#### [Problem to solve]
Output every entry exactly as written, skipping any pictures.

# Start of Given records

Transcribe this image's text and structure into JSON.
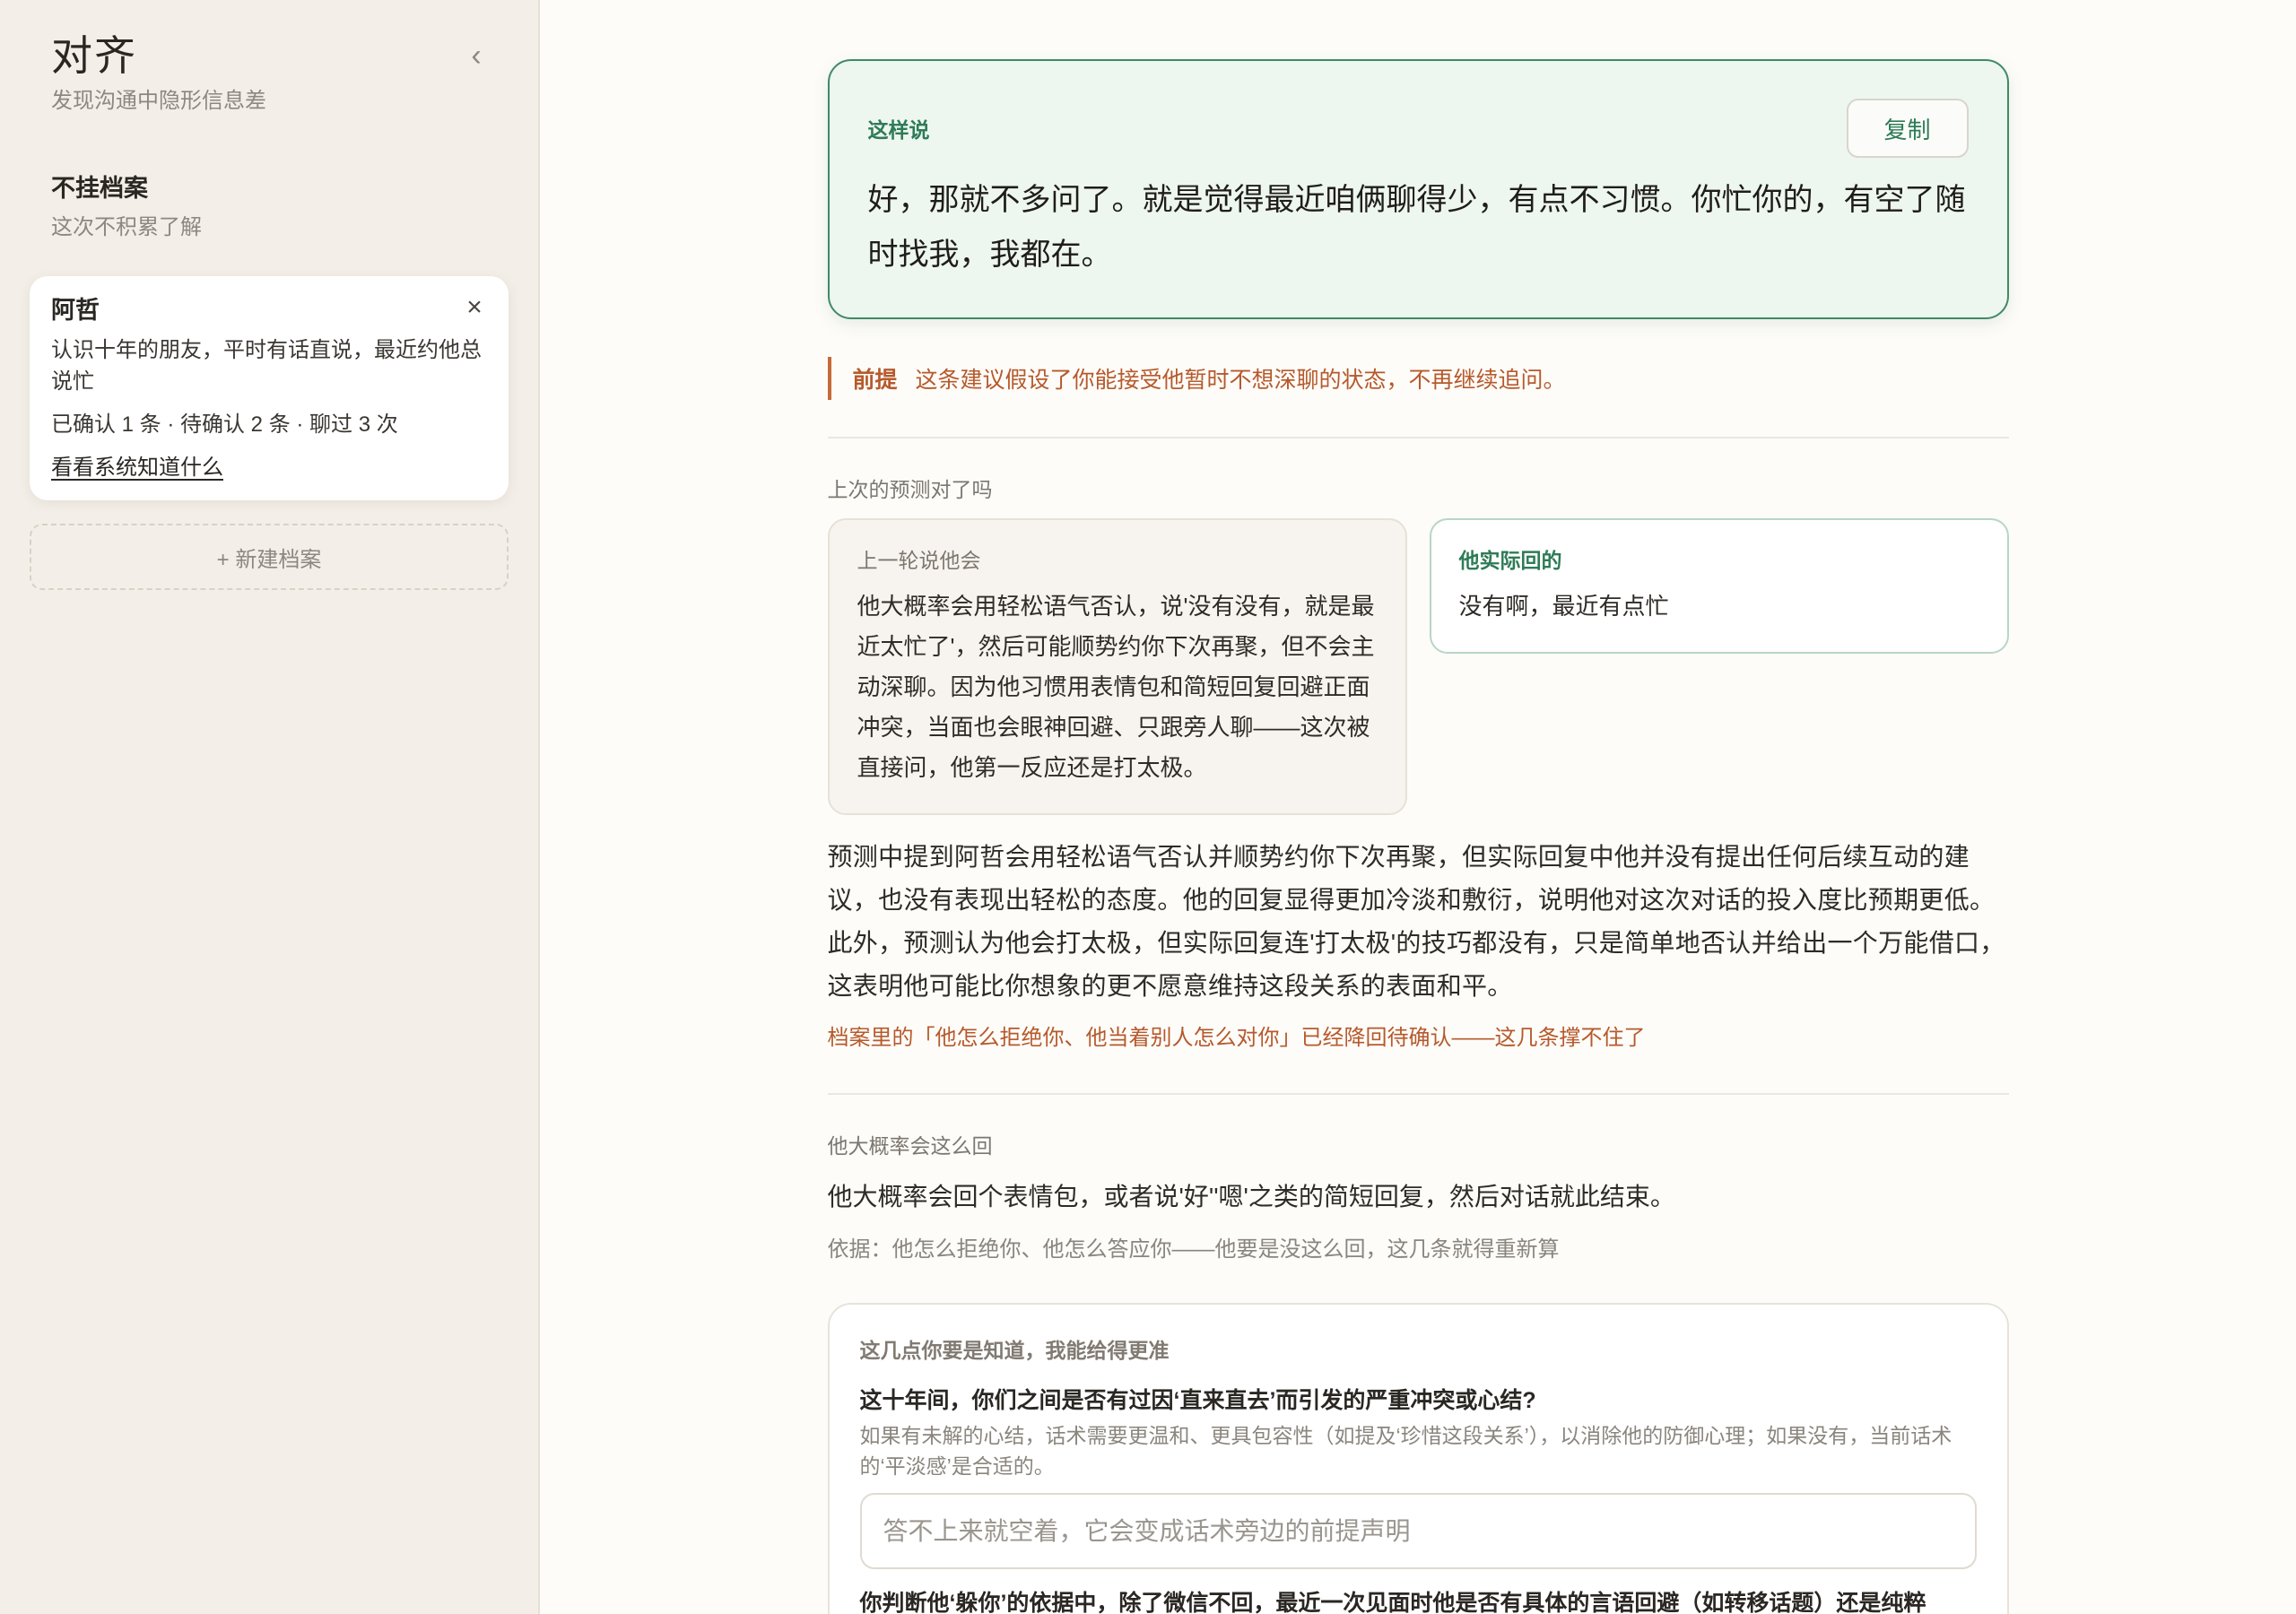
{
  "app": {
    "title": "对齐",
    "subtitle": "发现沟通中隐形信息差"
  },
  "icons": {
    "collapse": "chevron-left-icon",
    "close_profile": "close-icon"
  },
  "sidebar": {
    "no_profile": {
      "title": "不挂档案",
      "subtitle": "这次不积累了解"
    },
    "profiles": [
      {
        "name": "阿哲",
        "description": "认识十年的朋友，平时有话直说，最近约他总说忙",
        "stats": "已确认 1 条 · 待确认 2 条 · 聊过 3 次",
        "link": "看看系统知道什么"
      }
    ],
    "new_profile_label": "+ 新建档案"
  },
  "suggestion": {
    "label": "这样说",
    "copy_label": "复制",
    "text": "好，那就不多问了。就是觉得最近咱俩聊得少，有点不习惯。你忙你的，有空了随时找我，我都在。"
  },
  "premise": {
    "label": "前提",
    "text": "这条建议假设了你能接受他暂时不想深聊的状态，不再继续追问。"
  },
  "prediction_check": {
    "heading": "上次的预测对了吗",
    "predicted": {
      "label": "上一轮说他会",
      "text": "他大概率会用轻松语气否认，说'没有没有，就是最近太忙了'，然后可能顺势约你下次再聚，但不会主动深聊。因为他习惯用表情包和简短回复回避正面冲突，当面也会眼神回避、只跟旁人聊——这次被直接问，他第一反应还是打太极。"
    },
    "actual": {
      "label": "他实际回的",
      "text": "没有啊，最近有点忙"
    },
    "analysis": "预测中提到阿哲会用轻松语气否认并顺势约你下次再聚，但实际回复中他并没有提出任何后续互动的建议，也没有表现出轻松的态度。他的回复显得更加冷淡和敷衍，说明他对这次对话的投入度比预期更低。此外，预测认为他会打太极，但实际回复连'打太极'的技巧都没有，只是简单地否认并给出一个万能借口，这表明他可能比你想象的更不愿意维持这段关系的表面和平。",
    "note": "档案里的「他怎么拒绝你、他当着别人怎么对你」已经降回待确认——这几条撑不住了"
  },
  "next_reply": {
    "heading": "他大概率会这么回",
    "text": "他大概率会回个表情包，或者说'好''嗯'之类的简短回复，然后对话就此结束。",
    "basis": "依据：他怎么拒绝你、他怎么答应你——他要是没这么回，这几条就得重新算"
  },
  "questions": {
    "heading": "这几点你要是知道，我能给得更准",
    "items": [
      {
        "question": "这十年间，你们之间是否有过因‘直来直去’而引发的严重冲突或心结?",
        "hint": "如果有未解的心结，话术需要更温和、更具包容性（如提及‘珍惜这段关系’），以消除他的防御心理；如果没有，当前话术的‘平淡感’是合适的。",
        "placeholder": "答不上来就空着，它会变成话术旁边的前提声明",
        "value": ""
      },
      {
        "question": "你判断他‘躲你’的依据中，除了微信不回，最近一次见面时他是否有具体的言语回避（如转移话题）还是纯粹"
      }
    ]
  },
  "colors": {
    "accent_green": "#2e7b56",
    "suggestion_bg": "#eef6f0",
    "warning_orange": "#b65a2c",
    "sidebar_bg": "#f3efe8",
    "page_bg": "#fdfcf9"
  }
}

# End of Given records

#### [Exercise response]
Transcribe this image's text and structure into JSON.
{
  "app": {
    "title": "对齐",
    "subtitle": "发现沟通中隐形信息差"
  },
  "icons": {
    "collapse": "chevron-left-icon",
    "close_profile": "close-icon"
  },
  "sidebar": {
    "no_profile": {
      "title": "不挂档案",
      "subtitle": "这次不积累了解"
    },
    "profiles": [
      {
        "name": "阿哲",
        "description": "认识十年的朋友，平时有话直说，最近约他总说忙",
        "stats": "已确认 1 条 · 待确认 2 条 · 聊过 3 次",
        "link": "看看系统知道什么"
      }
    ],
    "new_profile_label": "+ 新建档案"
  },
  "suggestion": {
    "label": "这样说",
    "copy_label": "复制",
    "text": "好，那就不多问了。就是觉得最近咱俩聊得少，有点不习惯。你忙你的，有空了随时找我，我都在。"
  },
  "premise": {
    "label": "前提",
    "text": "这条建议假设了你能接受他暂时不想深聊的状态，不再继续追问。"
  },
  "prediction_check": {
    "heading": "上次的预测对了吗",
    "predicted": {
      "label": "上一轮说他会",
      "text": "他大概率会用轻松语气否认，说'没有没有，就是最近太忙了'，然后可能顺势约你下次再聚，但不会主动深聊。因为他习惯用表情包和简短回复回避正面冲突，当面也会眼神回避、只跟旁人聊——这次被直接问，他第一反应还是打太极。"
    },
    "actual": {
      "label": "他实际回的",
      "text": "没有啊，最近有点忙"
    },
    "analysis": "预测中提到阿哲会用轻松语气否认并顺势约你下次再聚，但实际回复中他并没有提出任何后续互动的建议，也没有表现出轻松的态度。他的回复显得更加冷淡和敷衍，说明他对这次对话的投入度比预期更低。此外，预测认为他会打太极，但实际回复连'打太极'的技巧都没有，只是简单地否认并给出一个万能借口，这表明他可能比你想象的更不愿意维持这段关系的表面和平。",
    "note": "档案里的「他怎么拒绝你、他当着别人怎么对你」已经降回待确认——这几条撑不住了"
  },
  "next_reply": {
    "heading": "他大概率会这么回",
    "text": "他大概率会回个表情包，或者说'好''嗯'之类的简短回复，然后对话就此结束。",
    "basis": "依据：他怎么拒绝你、他怎么答应你——他要是没这么回，这几条就得重新算"
  },
  "questions": {
    "heading": "这几点你要是知道，我能给得更准",
    "items": [
      {
        "question": "这十年间，你们之间是否有过因‘直来直去’而引发的严重冲突或心结?",
        "hint": "如果有未解的心结，话术需要更温和、更具包容性（如提及‘珍惜这段关系’），以消除他的防御心理；如果没有，当前话术的‘平淡感’是合适的。",
        "placeholder": "答不上来就空着，它会变成话术旁边的前提声明",
        "value": ""
      },
      {
        "question": "你判断他‘躲你’的依据中，除了微信不回，最近一次见面时他是否有具体的言语回避（如转移话题）还是纯粹"
      }
    ]
  },
  "colors": {
    "accent_green": "#2e7b56",
    "suggestion_bg": "#eef6f0",
    "warning_orange": "#b65a2c",
    "sidebar_bg": "#f3efe8",
    "page_bg": "#fdfcf9"
  }
}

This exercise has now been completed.